▶ [Given instruction] Check each line of the records below and collect those holding "оканчивается".

(Stored records)
_ _ _

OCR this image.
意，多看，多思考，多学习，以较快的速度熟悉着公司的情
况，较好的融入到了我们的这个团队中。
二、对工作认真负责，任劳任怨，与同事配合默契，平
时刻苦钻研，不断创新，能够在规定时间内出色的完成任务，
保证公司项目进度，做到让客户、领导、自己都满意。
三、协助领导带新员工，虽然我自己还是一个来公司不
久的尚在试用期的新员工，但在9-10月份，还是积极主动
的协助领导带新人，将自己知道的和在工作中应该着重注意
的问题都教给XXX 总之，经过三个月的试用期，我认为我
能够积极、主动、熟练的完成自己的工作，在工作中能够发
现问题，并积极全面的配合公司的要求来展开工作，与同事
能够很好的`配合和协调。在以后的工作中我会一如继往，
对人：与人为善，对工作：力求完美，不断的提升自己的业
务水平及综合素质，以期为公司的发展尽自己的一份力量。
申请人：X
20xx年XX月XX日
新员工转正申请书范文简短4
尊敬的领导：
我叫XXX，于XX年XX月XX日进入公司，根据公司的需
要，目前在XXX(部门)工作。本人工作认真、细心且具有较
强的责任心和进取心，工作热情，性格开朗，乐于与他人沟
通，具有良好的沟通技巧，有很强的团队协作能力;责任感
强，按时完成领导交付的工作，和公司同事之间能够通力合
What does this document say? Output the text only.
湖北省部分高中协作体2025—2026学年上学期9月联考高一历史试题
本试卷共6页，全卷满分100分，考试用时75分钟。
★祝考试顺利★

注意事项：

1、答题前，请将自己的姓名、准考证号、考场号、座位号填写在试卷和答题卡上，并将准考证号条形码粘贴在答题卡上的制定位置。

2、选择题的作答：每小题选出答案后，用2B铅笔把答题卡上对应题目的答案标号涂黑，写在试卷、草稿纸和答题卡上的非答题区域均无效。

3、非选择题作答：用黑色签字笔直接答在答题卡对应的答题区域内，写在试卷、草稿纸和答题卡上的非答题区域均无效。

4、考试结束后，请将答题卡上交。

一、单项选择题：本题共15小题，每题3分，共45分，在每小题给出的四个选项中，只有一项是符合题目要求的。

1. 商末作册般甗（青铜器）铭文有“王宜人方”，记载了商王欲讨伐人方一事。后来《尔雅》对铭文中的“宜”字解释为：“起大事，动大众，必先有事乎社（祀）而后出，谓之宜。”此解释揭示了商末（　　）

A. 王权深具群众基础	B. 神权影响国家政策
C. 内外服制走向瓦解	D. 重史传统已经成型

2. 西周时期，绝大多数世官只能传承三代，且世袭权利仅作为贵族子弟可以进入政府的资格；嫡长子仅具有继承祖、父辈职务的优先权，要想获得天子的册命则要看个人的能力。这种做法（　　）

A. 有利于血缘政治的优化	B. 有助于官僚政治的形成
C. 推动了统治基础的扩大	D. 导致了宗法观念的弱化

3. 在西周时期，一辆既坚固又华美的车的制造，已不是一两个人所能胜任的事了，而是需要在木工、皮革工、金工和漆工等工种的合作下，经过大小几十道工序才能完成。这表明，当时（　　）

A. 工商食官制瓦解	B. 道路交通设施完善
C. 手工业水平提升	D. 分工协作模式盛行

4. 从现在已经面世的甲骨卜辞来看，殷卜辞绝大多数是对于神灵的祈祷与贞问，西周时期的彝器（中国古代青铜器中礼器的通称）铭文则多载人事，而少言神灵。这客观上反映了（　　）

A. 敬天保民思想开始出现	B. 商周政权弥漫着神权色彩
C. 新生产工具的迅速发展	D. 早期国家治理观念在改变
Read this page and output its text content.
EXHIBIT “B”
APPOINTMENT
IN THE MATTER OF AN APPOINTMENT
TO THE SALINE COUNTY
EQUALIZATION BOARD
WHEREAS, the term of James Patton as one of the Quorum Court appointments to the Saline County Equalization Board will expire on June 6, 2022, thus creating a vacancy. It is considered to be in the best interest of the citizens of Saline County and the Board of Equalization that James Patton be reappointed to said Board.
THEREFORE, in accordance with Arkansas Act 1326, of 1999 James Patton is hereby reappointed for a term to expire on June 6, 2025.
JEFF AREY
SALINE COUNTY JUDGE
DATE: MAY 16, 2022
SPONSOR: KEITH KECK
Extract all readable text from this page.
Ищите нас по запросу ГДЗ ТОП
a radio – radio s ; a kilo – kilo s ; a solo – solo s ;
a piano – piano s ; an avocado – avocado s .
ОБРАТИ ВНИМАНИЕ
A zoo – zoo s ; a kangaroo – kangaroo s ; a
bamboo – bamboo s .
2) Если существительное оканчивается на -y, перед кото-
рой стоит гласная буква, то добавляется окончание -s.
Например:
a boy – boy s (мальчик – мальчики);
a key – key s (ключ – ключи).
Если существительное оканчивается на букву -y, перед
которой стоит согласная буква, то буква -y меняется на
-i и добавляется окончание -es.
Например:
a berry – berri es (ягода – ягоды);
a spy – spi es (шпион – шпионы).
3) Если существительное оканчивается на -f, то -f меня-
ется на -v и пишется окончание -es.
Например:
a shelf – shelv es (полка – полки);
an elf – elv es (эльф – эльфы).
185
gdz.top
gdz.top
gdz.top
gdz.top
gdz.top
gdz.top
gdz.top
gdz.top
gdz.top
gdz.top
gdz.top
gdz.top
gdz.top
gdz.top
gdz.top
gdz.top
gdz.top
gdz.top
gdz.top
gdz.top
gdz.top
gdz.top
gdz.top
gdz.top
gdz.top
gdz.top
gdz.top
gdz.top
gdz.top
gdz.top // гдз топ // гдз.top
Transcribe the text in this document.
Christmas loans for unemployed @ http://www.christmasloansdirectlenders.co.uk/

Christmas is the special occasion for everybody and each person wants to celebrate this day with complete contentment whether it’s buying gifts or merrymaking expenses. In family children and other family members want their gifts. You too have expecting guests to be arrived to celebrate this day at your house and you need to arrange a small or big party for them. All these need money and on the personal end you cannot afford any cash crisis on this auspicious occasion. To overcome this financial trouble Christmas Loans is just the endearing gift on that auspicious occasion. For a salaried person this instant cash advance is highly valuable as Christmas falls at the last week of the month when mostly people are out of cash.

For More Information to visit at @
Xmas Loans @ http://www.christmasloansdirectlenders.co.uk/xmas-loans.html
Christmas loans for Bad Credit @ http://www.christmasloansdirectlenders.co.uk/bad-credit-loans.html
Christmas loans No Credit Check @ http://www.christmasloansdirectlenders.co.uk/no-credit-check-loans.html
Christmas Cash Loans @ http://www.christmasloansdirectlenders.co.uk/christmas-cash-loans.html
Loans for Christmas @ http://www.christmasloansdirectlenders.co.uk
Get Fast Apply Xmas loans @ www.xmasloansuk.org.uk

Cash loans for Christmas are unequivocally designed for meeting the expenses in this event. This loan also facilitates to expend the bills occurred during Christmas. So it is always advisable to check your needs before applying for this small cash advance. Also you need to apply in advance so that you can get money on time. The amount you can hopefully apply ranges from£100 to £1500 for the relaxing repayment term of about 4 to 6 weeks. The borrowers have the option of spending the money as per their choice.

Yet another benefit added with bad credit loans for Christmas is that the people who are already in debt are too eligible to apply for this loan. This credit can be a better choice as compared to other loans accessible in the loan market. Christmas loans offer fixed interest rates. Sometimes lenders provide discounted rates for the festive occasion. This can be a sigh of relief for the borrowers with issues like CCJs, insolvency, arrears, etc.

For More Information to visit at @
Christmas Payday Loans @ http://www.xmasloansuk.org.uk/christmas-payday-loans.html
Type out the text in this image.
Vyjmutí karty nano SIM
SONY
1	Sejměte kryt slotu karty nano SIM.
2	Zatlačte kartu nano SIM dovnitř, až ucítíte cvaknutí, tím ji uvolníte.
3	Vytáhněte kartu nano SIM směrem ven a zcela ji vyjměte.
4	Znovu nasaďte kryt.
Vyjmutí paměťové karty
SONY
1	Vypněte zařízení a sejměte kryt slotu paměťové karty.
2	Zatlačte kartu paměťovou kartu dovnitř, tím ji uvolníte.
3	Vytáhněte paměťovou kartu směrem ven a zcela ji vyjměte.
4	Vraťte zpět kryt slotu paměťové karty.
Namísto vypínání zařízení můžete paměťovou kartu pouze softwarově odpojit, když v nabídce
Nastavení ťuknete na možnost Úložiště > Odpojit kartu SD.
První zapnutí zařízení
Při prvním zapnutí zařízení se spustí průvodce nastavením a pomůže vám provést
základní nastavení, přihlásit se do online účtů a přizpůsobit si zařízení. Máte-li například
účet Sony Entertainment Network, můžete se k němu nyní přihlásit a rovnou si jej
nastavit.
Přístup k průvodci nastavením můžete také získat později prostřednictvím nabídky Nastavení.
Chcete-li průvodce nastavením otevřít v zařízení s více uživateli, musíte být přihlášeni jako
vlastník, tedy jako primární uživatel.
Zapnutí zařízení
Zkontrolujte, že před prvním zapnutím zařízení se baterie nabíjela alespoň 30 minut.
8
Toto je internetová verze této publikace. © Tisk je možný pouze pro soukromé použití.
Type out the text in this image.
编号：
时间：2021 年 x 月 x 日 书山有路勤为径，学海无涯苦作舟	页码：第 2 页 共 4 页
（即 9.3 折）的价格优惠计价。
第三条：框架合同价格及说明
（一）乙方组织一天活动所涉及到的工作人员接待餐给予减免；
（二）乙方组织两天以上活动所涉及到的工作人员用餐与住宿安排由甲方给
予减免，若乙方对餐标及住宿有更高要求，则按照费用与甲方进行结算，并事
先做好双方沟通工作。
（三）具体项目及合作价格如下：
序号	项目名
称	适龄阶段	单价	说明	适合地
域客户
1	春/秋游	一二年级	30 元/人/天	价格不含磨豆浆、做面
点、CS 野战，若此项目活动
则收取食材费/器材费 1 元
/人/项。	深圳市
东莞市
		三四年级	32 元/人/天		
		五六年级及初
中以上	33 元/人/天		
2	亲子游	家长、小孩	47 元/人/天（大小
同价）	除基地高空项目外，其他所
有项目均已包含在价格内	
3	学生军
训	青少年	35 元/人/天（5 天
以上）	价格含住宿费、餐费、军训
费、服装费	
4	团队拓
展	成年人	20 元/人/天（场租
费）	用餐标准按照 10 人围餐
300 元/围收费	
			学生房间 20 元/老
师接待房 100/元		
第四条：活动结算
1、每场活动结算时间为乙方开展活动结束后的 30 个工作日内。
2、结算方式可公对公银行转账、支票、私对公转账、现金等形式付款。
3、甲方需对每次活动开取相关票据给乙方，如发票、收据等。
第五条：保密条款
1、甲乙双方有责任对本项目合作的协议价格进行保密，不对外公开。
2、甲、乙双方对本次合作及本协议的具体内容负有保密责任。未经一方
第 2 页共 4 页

_ _ _

▶ [The solution]
2) Если существительное оканчивается на -y, перед кото-
Если существительное оканчивается на букву -y, перед
3) Если существительное оканчивается на -f, то -f меня-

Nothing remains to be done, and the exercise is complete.